**** Data provided ****

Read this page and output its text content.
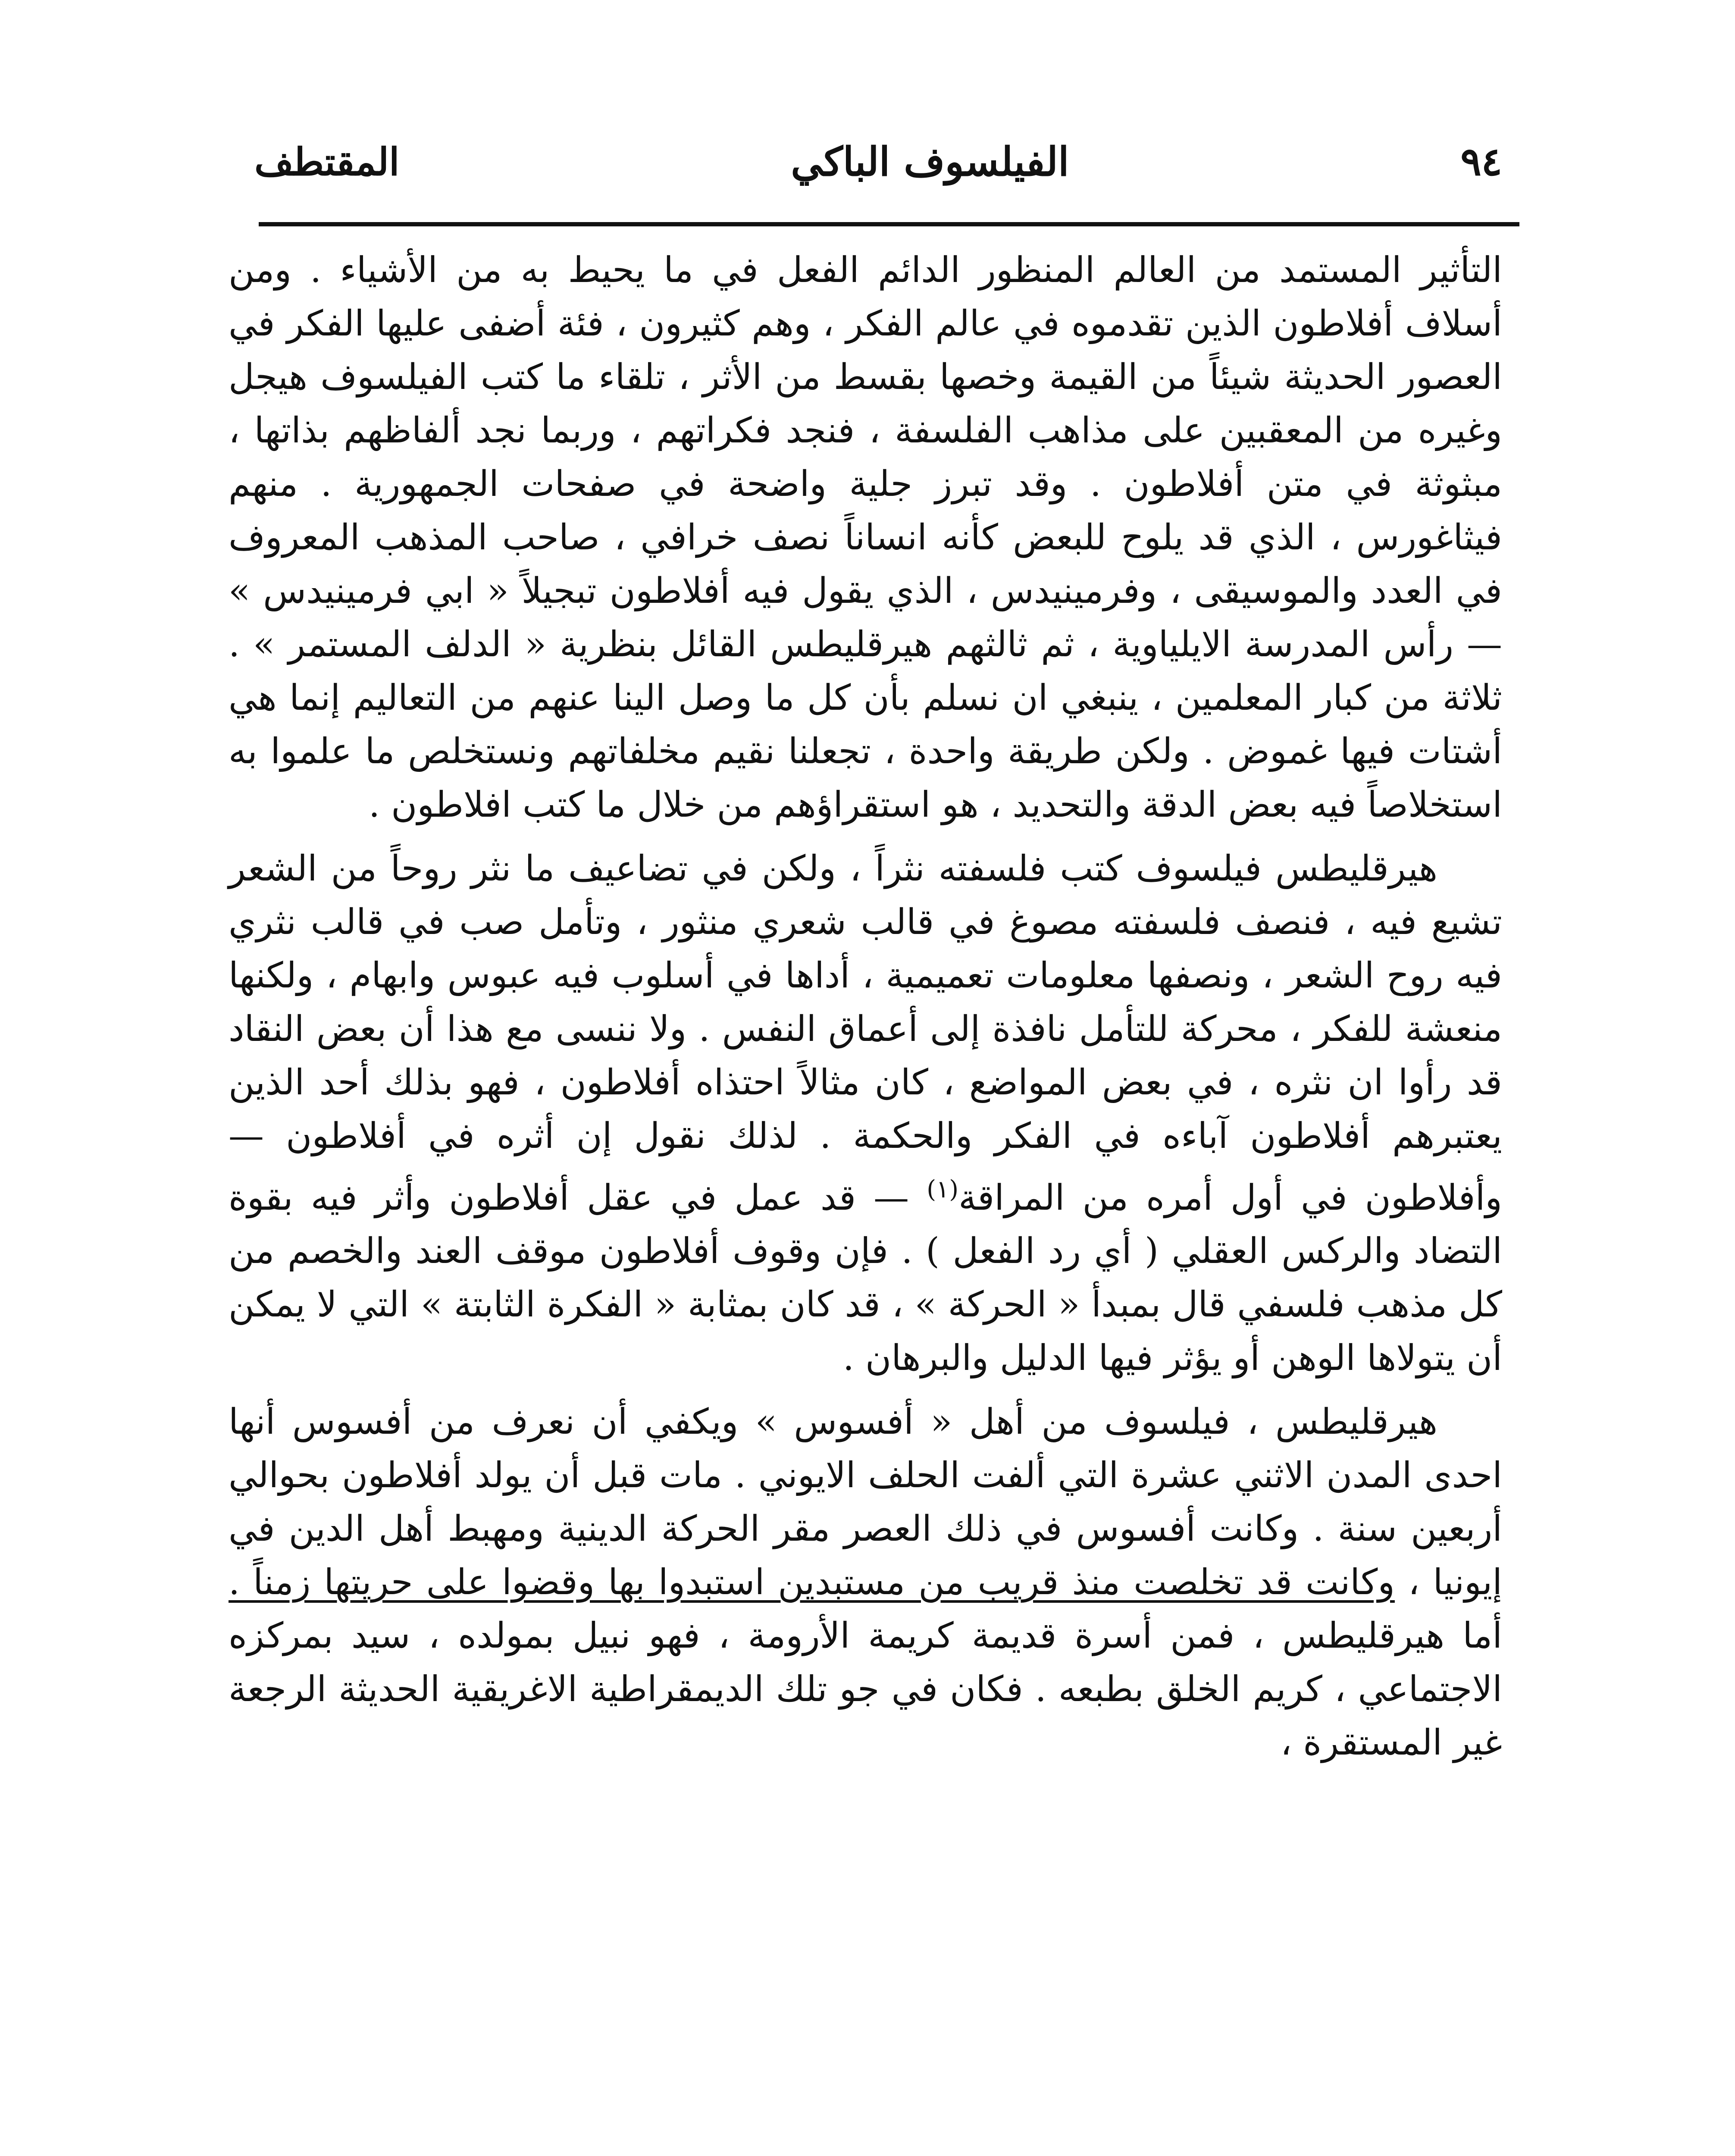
٩٤
الفيلسوف الباكي
المقتطف

التأثير المستمد من العالم المنظور الدائم الفعل في ما يحيط به من الأشياء . ومن أسلاف أفلاطون الذين تقدموه في عالم الفكر ، وهم كثيرون ، فئة أضفى عليها الفكر في العصور الحديثة شيئاً من القيمة وخصها بقسط من الأثر ، تلقاء ما كتب الفيلسوف هيجل وغيره من المعقبين على مذاهب الفلسفة ، فنجد فكراتهم ، وربما نجد ألفاظهم بذاتها ، مبثوثة في متن أفلاطون . وقد تبرز جلية واضحة في صفحات الجمهورية . منهم فيثاغورس ، الذي قد يلوح للبعض كأنه انساناً نصف خرافي ، صاحب المذهب المعروف في العدد والموسيقى ، وفرمينيدس ، الذي يقول فيه أفلاطون تبجيلاً « ابي فرمينيدس » — رأس المدرسة الايلياوية ، ثم ثالثهم هيرقليطس القائل بنظرية « الدلف المستمر » . ثلاثة من كبار المعلمين ، ينبغي ان نسلم بأن كل ما وصل الينا عنهم من التعاليم إنما هي أشتات فيها غموض . ولكن طريقة واحدة ، تجعلنا نقيم مخلفاتهم ونستخلص ما علموا به استخلاصاً فيه بعض الدقة والتحديد ، هو استقراؤهم من خلال ما كتب افلاطون .

هيرقليطس فيلسوف كتب فلسفته نثراً ، ولكن في تضاعيف ما نثر روحاً من الشعر تشيع فيه ، فنصف فلسفته مصوغ في قالب شعري منثور ، وتأمل صب في قالب نثري فيه روح الشعر ، ونصفها معلومات تعميمية ، أداها في أسلوب فيه عبوس وابهام ، ولكنها منعشة للفكر ، محركة للتأمل نافذة إلى أعماق النفس . ولا ننسى مع هذا أن بعض النقاد قد رأوا ان نثره ، في بعض المواضع ، كان مثالاً احتذاه أفلاطون ، فهو بذلك أحد الذين يعتبرهم أفلاطون آباءه في الفكر والحكمة . لذلك نقول إن أثره في أفلاطون — وأفلاطون في أول أمره من المراقة$^{(١)}$ — قد عمل في عقل أفلاطون وأثر فيه بقوة التضاد والركس العقلي ( أي رد الفعل ) . فإن وقوف أفلاطون موقف العند والخصم من كل مذهب فلسفي قال بمبدأ « الحركة » ، قد كان بمثابة « الفكرة الثابتة » التي لا يمكن أن يتولاها الوهن أو يؤثر فيها الدليل والبرهان .

هيرقليطس ، فيلسوف من أهل « أفسوس » ويكفي أن نعرف من أفسوس أنها احدى المدن الاثني عشرة التي ألفت الحلف الايوني . مات قبل أن يولد أفلاطون بحوالي أربعين سنة . وكانت أفسوس في ذلك العصر مقر الحركة الدينية ومهبط أهل الدين في إيونيا ، وكانت قد تخلصت منذ قريب من مستبدين استبدوا بها وقضوا على حريتها زمناً . أما هيرقليطس ، فمن أسرة قديمة كريمة الأرومة ، فهو نبيل بمولده ، سيد بمركزه الاجتماعي ، كريم الخلق بطبعه . فكان في جو تلك الديمقراطية الاغريقية الحديثة الرجعة غير المستقرة ،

****

Which lines hold the word "الفيلسوف"? Return all of them from the records above.

الفيلسوف الباكي
التأثير المستمد من العالم المنظور الدائم الفعل في ما يحيط به من الأشياء . ومن أسلاف أفلاطون الذين تقدموه في عالم الفكر ، وهم كثيرون ، فئة أضفى عليها الفكر في العصور الحديثة شيئاً من القيمة وخصها بقسط من الأثر ، تلقاء ما كتب الفيلسوف هيجل وغيره من المعقبين على مذاهب الفلسفة ، فنجد فكراتهم ، وربما نجد ألفاظهم بذاتها ، مبثوثة في متن أفلاطون . وقد تبرز جلية واضحة في صفحات الجمهورية . منهم فيثاغورس ، الذي قد يلوح للبعض كأنه انساناً نصف خرافي ، صاحب المذهب المعروف في العدد والموسيقى ، وفرمينيدس ، الذي يقول فيه أفلاطون تبجيلاً « ابي فرمينيدس » — رأس المدرسة الايلياوية ، ثم ثالثهم هيرقليطس القائل بنظرية « الدلف المستمر » . ثلاثة من كبار المعلمين ، ينبغي ان نسلم بأن كل ما وصل الينا عنهم من التعاليم إنما هي أشتات فيها غموض . ولكن طريقة واحدة ، تجعلنا نقيم مخلفاتهم ونستخلص ما علموا به استخلاصاً فيه بعض الدقة والتحديد ، هو استقراؤهم من خلال ما كتب افلاطون .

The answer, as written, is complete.